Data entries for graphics

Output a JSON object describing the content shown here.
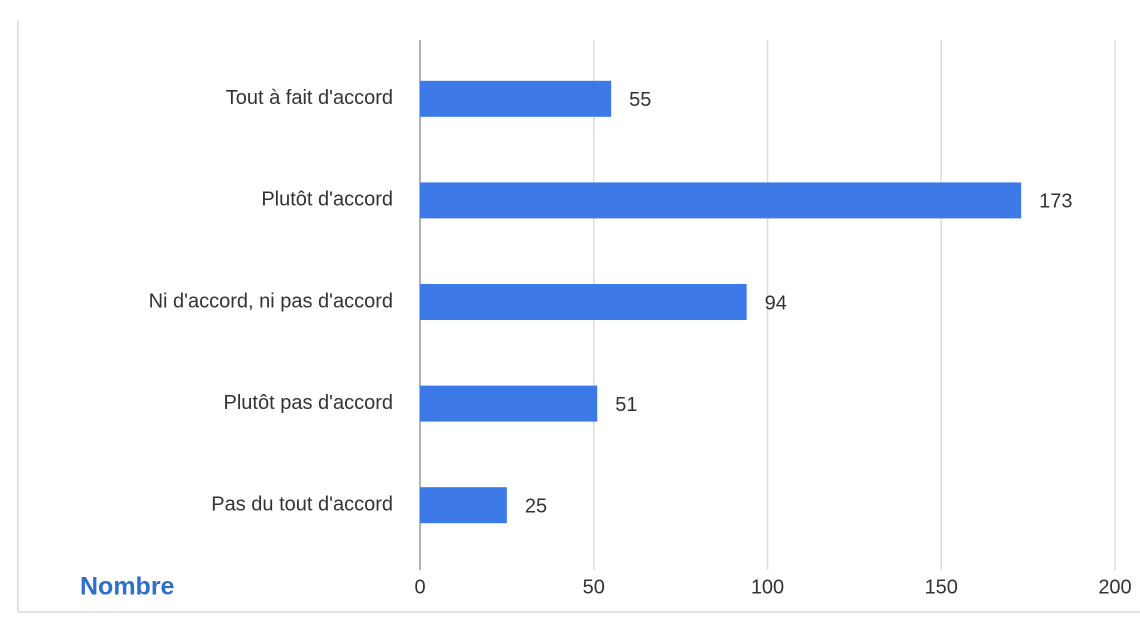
{
  "chart_data": {
    "type": "bar",
    "orientation": "horizontal",
    "xlabel": "Nombre",
    "categories": [
      "Tout à fait d'accord",
      "Plutôt d'accord",
      "Ni d'accord, ni pas d'accord",
      "Plutôt pas d'accord",
      "Pas du tout d'accord"
    ],
    "values": [
      55,
      173,
      94,
      51,
      25
    ],
    "color": "#3d7ae8",
    "xlim": [
      0,
      200
    ],
    "xticks": [
      0,
      50,
      100,
      150,
      200
    ],
    "grid": true
  }
}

_WHAT IS NEEDED_.
State only the number of lines in these entries that contain "accord".

_RESULT FOR THIS TASK_.
5